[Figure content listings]

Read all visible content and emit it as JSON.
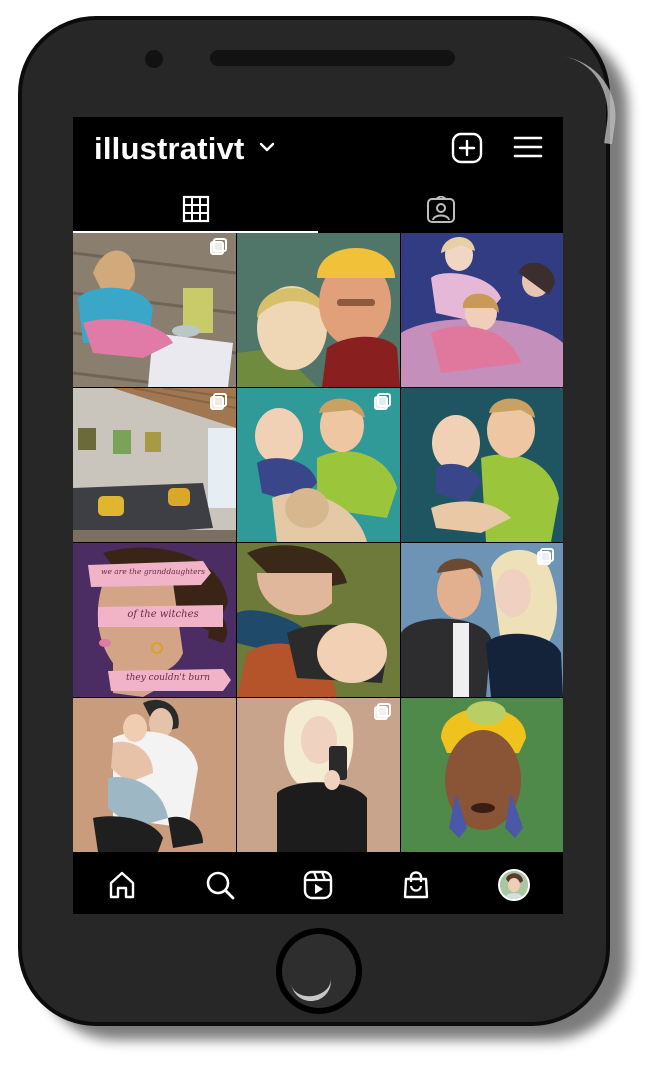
{
  "profile": {
    "username": "illustrativt"
  },
  "header": {
    "add_icon": "plus-square-icon",
    "menu_icon": "hamburger-icon"
  },
  "tabs": [
    {
      "icon": "grid-icon",
      "active": true
    },
    {
      "icon": "tagged-person-icon",
      "active": false
    }
  ],
  "posts": [
    {
      "subject": "child-drawing-on-deck",
      "multi": true
    },
    {
      "subject": "couple-yellow-beanie-illustration",
      "multi": false
    },
    {
      "subject": "three-girls-purple-illustration",
      "multi": false
    },
    {
      "subject": "living-room-with-paintings",
      "multi": true
    },
    {
      "subject": "father-with-babies-teal",
      "multi": true
    },
    {
      "subject": "father-kissing-baby-teal",
      "multi": false
    },
    {
      "subject": "witches-quote-illustration",
      "multi": false,
      "banner_lines": [
        "we are the granddaughters",
        "of the witches",
        "they couldn't burn"
      ]
    },
    {
      "subject": "mother-with-baby-olive",
      "multi": false
    },
    {
      "subject": "couple-blue-illustration",
      "multi": true
    },
    {
      "subject": "mother-hugging-child-beige",
      "multi": false
    },
    {
      "subject": "woman-selfie-mirror",
      "multi": true
    },
    {
      "subject": "woman-yellow-headwrap",
      "multi": false
    }
  ],
  "navbar": [
    "home-icon",
    "search-icon",
    "reels-icon",
    "shop-icon",
    "profile-avatar"
  ],
  "colors": {
    "screen": "#000000",
    "phone_body": "#272727",
    "text": "#ffffff"
  }
}
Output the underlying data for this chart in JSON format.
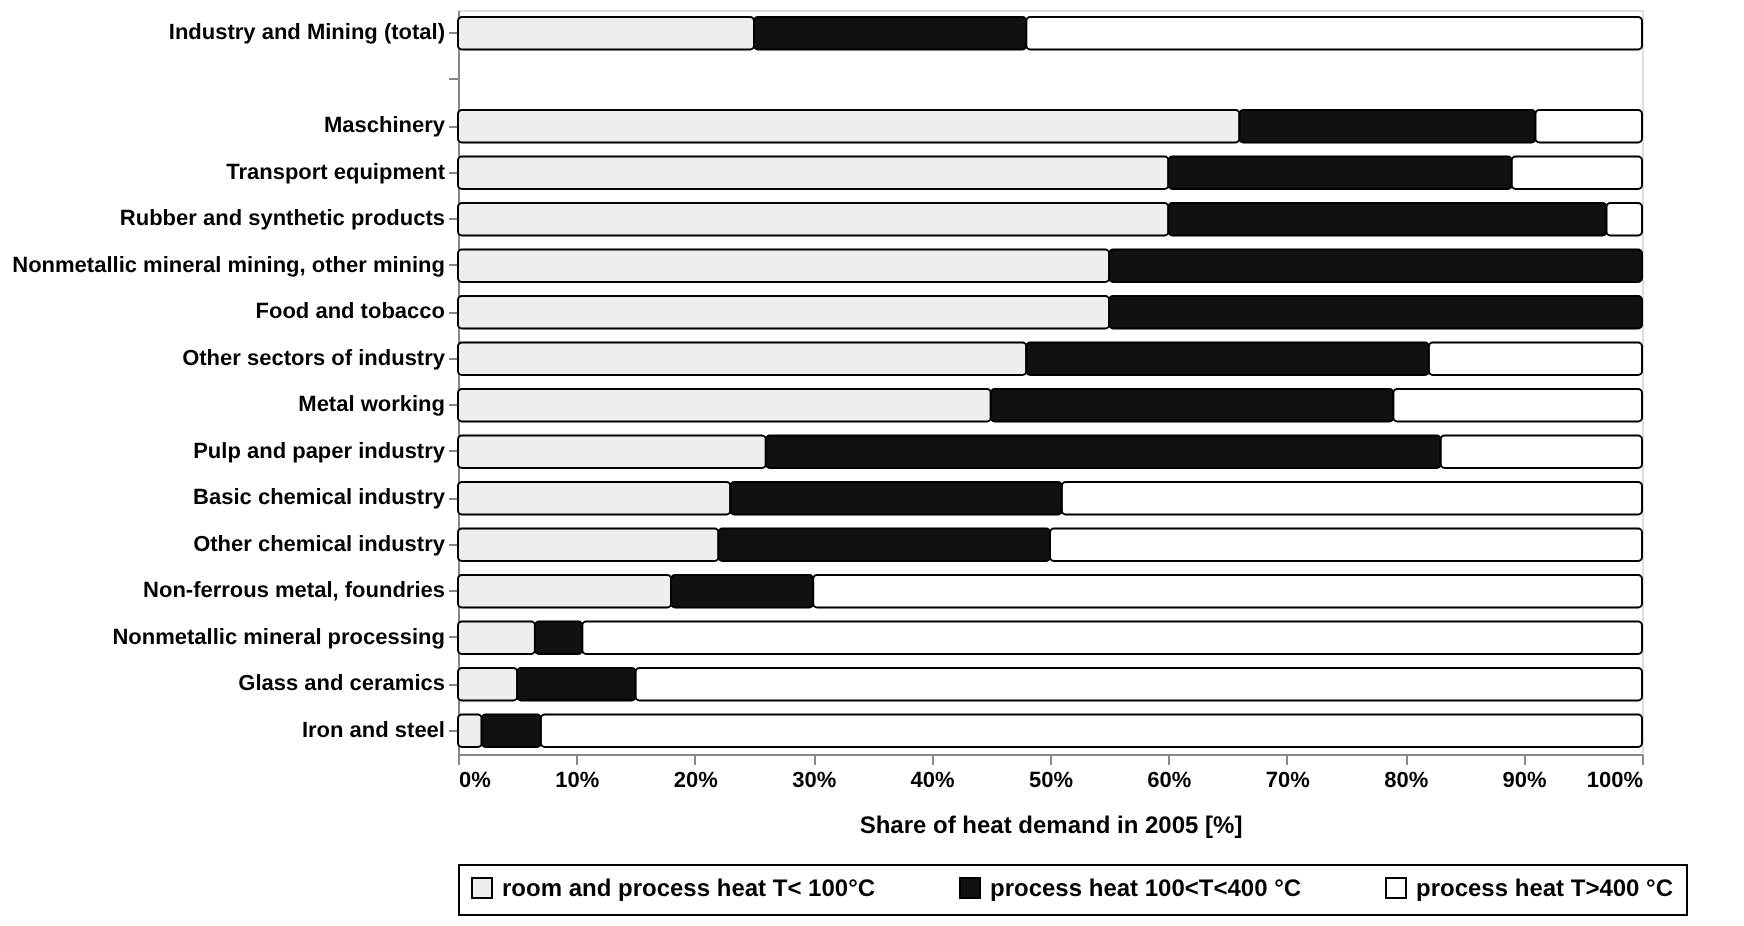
{
  "chart_data": {
    "type": "bar",
    "orientation": "horizontal",
    "stacked": true,
    "xlabel": "Share of heat demand in 2005 [%]",
    "categories": [
      "Industry and Mining (total)",
      null,
      "Maschinery",
      "Transport equipment",
      "Rubber and synthetic products",
      "Nonmetallic mineral mining, other mining",
      "Food and tobacco",
      "Other sectors of industry",
      "Metal working",
      "Pulp and paper industry",
      "Basic chemical industry",
      "Other chemical industry",
      "Non-ferrous metal, foundries",
      "Nonmetallic mineral processing",
      "Glass and ceramics",
      "Iron and steel"
    ],
    "series": [
      {
        "name": "room and process heat T< 100°C",
        "color": "#eeeeee",
        "values": [
          25,
          null,
          66,
          60,
          60,
          55,
          55,
          48,
          45,
          26,
          23,
          22,
          18,
          6.5,
          5,
          2
        ]
      },
      {
        "name": "process heat 100<T<400 °C",
        "color": "#111111",
        "values": [
          23,
          null,
          25,
          29,
          37,
          45,
          45,
          34,
          34,
          57,
          28,
          28,
          12,
          4,
          10,
          5
        ]
      },
      {
        "name": "process heat T>400 °C",
        "color": "#ffffff",
        "values": [
          52,
          null,
          9,
          11,
          3,
          0,
          0,
          18,
          21,
          17,
          49,
          50,
          70,
          89.5,
          85,
          93
        ]
      }
    ],
    "xlim": [
      0,
      100
    ],
    "xticks": [
      {
        "value": 0,
        "label": "0%"
      },
      {
        "value": 10,
        "label": "10%"
      },
      {
        "value": 20,
        "label": "20%"
      },
      {
        "value": 30,
        "label": "30%"
      },
      {
        "value": 40,
        "label": "40%"
      },
      {
        "value": 50,
        "label": "50%"
      },
      {
        "value": 60,
        "label": "60%"
      },
      {
        "value": 70,
        "label": "70%"
      },
      {
        "value": 80,
        "label": "80%"
      },
      {
        "value": 90,
        "label": "90%"
      },
      {
        "value": 100,
        "label": "100%"
      }
    ],
    "grid": false,
    "legend": "bottom"
  }
}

_Your task_.
Nothing in the entries above should change when they are printed again, except that the pictures are dropped.

_Solution to this task_.
Read all visible content and emit it as JSON.
{
  "profile": {
    "username": "illustrativt"
  },
  "header": {
    "add_icon": "plus-square-icon",
    "menu_icon": "hamburger-icon"
  },
  "tabs": [
    {
      "icon": "grid-icon",
      "active": true
    },
    {
      "icon": "tagged-person-icon",
      "active": false
    }
  ],
  "posts": [
    {
      "subject": "child-drawing-on-deck",
      "multi": true
    },
    {
      "subject": "couple-yellow-beanie-illustration",
      "multi": false
    },
    {
      "subject": "three-girls-purple-illustration",
      "multi": false
    },
    {
      "subject": "living-room-with-paintings",
      "multi": true
    },
    {
      "subject": "father-with-babies-teal",
      "multi": true
    },
    {
      "subject": "father-kissing-baby-teal",
      "multi": false
    },
    {
      "subject": "witches-quote-illustration",
      "multi": false,
      "banner_lines": [
        "we are the granddaughters",
        "of the witches",
        "they couldn't burn"
      ]
    },
    {
      "subject": "mother-with-baby-olive",
      "multi": false
    },
    {
      "subject": "couple-blue-illustration",
      "multi": true
    },
    {
      "subject": "mother-hugging-child-beige",
      "multi": false
    },
    {
      "subject": "woman-selfie-mirror",
      "multi": true
    },
    {
      "subject": "woman-yellow-headwrap",
      "multi": false
    }
  ],
  "navbar": [
    "home-icon",
    "search-icon",
    "reels-icon",
    "shop-icon",
    "profile-avatar"
  ],
  "colors": {
    "screen": "#000000",
    "phone_body": "#272727",
    "text": "#ffffff"
  }
}
Output the underlying data for this chart in JSON format.
{
  "chart_data": {
    "type": "bar",
    "orientation": "horizontal",
    "stacked": true,
    "xlabel": "Share of heat demand in 2005 [%]",
    "categories": [
      "Industry and Mining (total)",
      null,
      "Maschinery",
      "Transport equipment",
      "Rubber and synthetic products",
      "Nonmetallic mineral mining, other mining",
      "Food and tobacco",
      "Other sectors of industry",
      "Metal working",
      "Pulp and paper industry",
      "Basic chemical industry",
      "Other chemical industry",
      "Non-ferrous metal, foundries",
      "Nonmetallic mineral processing",
      "Glass and ceramics",
      "Iron and steel"
    ],
    "series": [
      {
        "name": "room and process heat T< 100°C",
        "color": "#eeeeee",
        "values": [
          25,
          null,
          66,
          60,
          60,
          55,
          55,
          48,
          45,
          26,
          23,
          22,
          18,
          6.5,
          5,
          2
        ]
      },
      {
        "name": "process heat 100<T<400 °C",
        "color": "#111111",
        "values": [
          23,
          null,
          25,
          29,
          37,
          45,
          45,
          34,
          34,
          57,
          28,
          28,
          12,
          4,
          10,
          5
        ]
      },
      {
        "name": "process heat T>400 °C",
        "color": "#ffffff",
        "values": [
          52,
          null,
          9,
          11,
          3,
          0,
          0,
          18,
          21,
          17,
          49,
          50,
          70,
          89.5,
          85,
          93
        ]
      }
    ],
    "xlim": [
      0,
      100
    ],
    "xticks": [
      {
        "value": 0,
        "label": "0%"
      },
      {
        "value": 10,
        "label": "10%"
      },
      {
        "value": 20,
        "label": "20%"
      },
      {
        "value": 30,
        "label": "30%"
      },
      {
        "value": 40,
        "label": "40%"
      },
      {
        "value": 50,
        "label": "50%"
      },
      {
        "value": 60,
        "label": "60%"
      },
      {
        "value": 70,
        "label": "70%"
      },
      {
        "value": 80,
        "label": "80%"
      },
      {
        "value": 90,
        "label": "90%"
      },
      {
        "value": 100,
        "label": "100%"
      }
    ],
    "grid": false,
    "legend": "bottom"
  }
}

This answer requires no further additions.